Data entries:
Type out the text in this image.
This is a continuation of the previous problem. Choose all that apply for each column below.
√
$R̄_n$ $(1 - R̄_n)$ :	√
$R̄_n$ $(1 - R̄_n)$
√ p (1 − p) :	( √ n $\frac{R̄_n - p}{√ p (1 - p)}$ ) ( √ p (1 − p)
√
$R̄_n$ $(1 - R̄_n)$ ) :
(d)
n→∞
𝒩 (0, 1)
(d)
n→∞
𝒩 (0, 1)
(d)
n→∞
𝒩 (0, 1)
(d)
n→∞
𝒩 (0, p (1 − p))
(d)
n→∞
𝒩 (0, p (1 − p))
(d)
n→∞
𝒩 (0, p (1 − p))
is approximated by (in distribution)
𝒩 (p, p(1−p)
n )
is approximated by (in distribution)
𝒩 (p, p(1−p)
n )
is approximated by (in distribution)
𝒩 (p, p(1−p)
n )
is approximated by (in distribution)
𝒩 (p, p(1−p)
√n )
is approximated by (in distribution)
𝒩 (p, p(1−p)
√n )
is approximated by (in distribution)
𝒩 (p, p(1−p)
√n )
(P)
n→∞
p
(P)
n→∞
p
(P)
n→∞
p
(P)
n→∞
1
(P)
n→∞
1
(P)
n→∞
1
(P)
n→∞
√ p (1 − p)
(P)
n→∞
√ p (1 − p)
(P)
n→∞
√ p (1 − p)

### Required work
Extract each line from the listing above, please, and repeat it exactly.

### Completed exercise
Type out the text in this image.
This is a continuation of the previous problem. Choose all that apply for each column below.
√
$R̄_n$ $(1 - R̄_n)$ :	√
$R̄_n$ $(1 - R̄_n)$
√ p (1 − p) :	( √ n $\frac{R̄_n - p}{√ p (1 - p)}$ ) ( √ p (1 − p)
√
$R̄_n$ $(1 - R̄_n)$ ) :
(d)
n→∞
𝒩 (0, 1)
(d)
n→∞
𝒩 (0, 1)
(d)
n→∞
𝒩 (0, 1)
(d)
n→∞
𝒩 (0, p (1 − p))
(d)
n→∞
𝒩 (0, p (1 − p))
(d)
n→∞
𝒩 (0, p (1 − p))
is approximated by (in distribution)
𝒩 (p, p(1−p)
n )
is approximated by (in distribution)
𝒩 (p, p(1−p)
n )
is approximated by (in distribution)
𝒩 (p, p(1−p)
n )
is approximated by (in distribution)
𝒩 (p, p(1−p)
√n )
is approximated by (in distribution)
𝒩 (p, p(1−p)
√n )
is approximated by (in distribution)
𝒩 (p, p(1−p)
√n )
(P)
n→∞
p
(P)
n→∞
p
(P)
n→∞
p
(P)
n→∞
1
(P)
n→∞
1
(P)
n→∞
1
(P)
n→∞
√ p (1 − p)
(P)
n→∞
√ p (1 − p)
(P)
n→∞
√ p (1 − p)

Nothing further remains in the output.